* BEGIN Records to use *

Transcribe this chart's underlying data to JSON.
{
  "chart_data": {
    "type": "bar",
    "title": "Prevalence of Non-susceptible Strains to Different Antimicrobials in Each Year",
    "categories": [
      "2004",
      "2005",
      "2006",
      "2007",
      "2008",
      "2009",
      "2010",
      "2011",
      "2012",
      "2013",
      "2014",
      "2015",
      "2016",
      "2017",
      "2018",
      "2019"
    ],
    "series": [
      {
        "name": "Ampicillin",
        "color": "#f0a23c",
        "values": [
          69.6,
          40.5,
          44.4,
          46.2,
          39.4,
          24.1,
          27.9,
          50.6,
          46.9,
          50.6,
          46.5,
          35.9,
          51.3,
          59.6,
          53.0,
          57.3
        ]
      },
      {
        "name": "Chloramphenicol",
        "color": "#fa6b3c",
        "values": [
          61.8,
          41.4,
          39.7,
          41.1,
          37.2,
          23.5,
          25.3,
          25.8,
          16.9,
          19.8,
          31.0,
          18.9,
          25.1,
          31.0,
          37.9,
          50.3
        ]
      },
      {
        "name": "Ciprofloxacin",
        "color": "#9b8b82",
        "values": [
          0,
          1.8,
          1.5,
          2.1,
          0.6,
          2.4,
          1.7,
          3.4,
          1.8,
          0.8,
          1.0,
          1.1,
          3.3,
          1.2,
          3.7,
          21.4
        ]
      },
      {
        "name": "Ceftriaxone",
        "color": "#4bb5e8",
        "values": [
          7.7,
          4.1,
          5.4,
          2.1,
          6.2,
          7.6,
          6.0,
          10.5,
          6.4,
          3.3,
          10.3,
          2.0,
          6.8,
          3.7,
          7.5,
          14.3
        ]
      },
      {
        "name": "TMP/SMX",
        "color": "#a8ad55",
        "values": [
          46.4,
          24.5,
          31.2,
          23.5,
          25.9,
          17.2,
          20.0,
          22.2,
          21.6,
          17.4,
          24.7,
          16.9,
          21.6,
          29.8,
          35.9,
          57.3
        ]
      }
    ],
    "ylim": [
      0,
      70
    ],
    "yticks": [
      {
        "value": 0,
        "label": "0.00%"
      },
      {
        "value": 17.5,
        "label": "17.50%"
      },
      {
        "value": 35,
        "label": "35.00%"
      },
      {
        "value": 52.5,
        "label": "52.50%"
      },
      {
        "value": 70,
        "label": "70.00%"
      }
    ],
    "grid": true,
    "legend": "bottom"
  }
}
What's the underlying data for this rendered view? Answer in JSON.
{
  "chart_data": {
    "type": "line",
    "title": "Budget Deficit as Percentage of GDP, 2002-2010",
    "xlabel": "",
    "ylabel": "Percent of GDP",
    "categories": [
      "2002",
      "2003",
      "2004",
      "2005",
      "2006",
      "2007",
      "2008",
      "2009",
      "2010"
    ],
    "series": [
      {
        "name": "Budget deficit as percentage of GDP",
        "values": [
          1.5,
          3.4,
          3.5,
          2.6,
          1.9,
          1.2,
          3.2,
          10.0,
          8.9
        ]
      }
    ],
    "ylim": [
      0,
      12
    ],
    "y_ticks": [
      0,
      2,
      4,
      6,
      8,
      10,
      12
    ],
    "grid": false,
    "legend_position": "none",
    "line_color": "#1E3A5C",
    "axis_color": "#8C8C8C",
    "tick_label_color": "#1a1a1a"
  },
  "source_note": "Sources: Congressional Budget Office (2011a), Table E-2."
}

* END Records to use *

Goal:
Reproduce the data in full, exactly as presented.

Exercise answer:
Transcribe this chart's underlying data to JSON.
{
  "chart_data": {
    "type": "bar",
    "title": "Prevalence of Non-susceptible Strains to Different Antimicrobials in Each Year",
    "categories": [
      "2004",
      "2005",
      "2006",
      "2007",
      "2008",
      "2009",
      "2010",
      "2011",
      "2012",
      "2013",
      "2014",
      "2015",
      "2016",
      "2017",
      "2018",
      "2019"
    ],
    "series": [
      {
        "name": "Ampicillin",
        "color": "#f0a23c",
        "values": [
          69.6,
          40.5,
          44.4,
          46.2,
          39.4,
          24.1,
          27.9,
          50.6,
          46.9,
          50.6,
          46.5,
          35.9,
          51.3,
          59.6,
          53.0,
          57.3
        ]
      },
      {
        "name": "Chloramphenicol",
        "color": "#fa6b3c",
        "values": [
          61.8,
          41.4,
          39.7,
          41.1,
          37.2,
          23.5,
          25.3,
          25.8,
          16.9,
          19.8,
          31.0,
          18.9,
          25.1,
          31.0,
          37.9,
          50.3
        ]
      },
      {
        "name": "Ciprofloxacin",
        "color": "#9b8b82",
        "values": [
          0,
          1.8,
          1.5,
          2.1,
          0.6,
          2.4,
          1.7,
          3.4,
          1.8,
          0.8,
          1.0,
          1.1,
          3.3,
          1.2,
          3.7,
          21.4
        ]
      },
      {
        "name": "Ceftriaxone",
        "color": "#4bb5e8",
        "values": [
          7.7,
          4.1,
          5.4,
          2.1,
          6.2,
          7.6,
          6.0,
          10.5,
          6.4,
          3.3,
          10.3,
          2.0,
          6.8,
          3.7,
          7.5,
          14.3
        ]
      },
      {
        "name": "TMP/SMX",
        "color": "#a8ad55",
        "values": [
          46.4,
          24.5,
          31.2,
          23.5,
          25.9,
          17.2,
          20.0,
          22.2,
          21.6,
          17.4,
          24.7,
          16.9,
          21.6,
          29.8,
          35.9,
          57.3
        ]
      }
    ],
    "ylim": [
      0,
      70
    ],
    "yticks": [
      {
        "value": 0,
        "label": "0.00%"
      },
      {
        "value": 17.5,
        "label": "17.50%"
      },
      {
        "value": 35,
        "label": "35.00%"
      },
      {
        "value": 52.5,
        "label": "52.50%"
      },
      {
        "value": 70,
        "label": "70.00%"
      }
    ],
    "grid": true,
    "legend": "bottom"
  }
}
What's the underlying data for this rendered view? Answer in JSON.
{
  "chart_data": {
    "type": "line",
    "title": "Budget Deficit as Percentage of GDP, 2002-2010",
    "xlabel": "",
    "ylabel": "Percent of GDP",
    "categories": [
      "2002",
      "2003",
      "2004",
      "2005",
      "2006",
      "2007",
      "2008",
      "2009",
      "2010"
    ],
    "series": [
      {
        "name": "Budget deficit as percentage of GDP",
        "values": [
          1.5,
          3.4,
          3.5,
          2.6,
          1.9,
          1.2,
          3.2,
          10.0,
          8.9
        ]
      }
    ],
    "ylim": [
      0,
      12
    ],
    "y_ticks": [
      0,
      2,
      4,
      6,
      8,
      10,
      12
    ],
    "grid": false,
    "legend_position": "none",
    "line_color": "#1E3A5C",
    "axis_color": "#8C8C8C",
    "tick_label_color": "#1a1a1a"
  },
  "source_note": "Sources: Congressional Budget Office (2011a), Table E-2."
}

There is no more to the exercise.